:: Stored rows ::

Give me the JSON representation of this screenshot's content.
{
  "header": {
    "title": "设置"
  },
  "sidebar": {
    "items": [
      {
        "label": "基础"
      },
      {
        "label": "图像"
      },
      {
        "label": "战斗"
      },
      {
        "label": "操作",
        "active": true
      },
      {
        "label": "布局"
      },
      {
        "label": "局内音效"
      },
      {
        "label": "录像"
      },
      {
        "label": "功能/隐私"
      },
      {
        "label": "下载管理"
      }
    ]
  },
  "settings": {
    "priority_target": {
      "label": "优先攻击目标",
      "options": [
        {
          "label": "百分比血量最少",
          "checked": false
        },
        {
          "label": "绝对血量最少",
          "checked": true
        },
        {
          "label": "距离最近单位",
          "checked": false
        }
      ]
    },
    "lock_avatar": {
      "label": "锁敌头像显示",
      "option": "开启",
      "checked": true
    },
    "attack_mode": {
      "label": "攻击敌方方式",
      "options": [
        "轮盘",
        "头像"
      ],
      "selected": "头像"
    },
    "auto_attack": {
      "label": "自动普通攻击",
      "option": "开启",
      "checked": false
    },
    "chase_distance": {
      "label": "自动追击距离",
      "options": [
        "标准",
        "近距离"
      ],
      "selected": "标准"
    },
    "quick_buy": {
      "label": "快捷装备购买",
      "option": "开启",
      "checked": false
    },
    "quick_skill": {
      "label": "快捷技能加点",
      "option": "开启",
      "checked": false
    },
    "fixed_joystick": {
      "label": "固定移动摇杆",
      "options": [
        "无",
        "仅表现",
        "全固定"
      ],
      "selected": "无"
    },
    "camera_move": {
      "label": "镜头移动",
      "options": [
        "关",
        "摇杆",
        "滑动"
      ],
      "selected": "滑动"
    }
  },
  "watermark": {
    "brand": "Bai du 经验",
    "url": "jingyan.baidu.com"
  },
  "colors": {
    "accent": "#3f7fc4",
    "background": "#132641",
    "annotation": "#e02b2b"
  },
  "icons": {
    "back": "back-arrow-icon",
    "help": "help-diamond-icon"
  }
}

:::

» Exercise: Copy out every line of the listing that includes the string "selected".

» Task output:
      "selected": "头像"
      "selected": "标准"
      "selected": "无"
      "selected": "滑动"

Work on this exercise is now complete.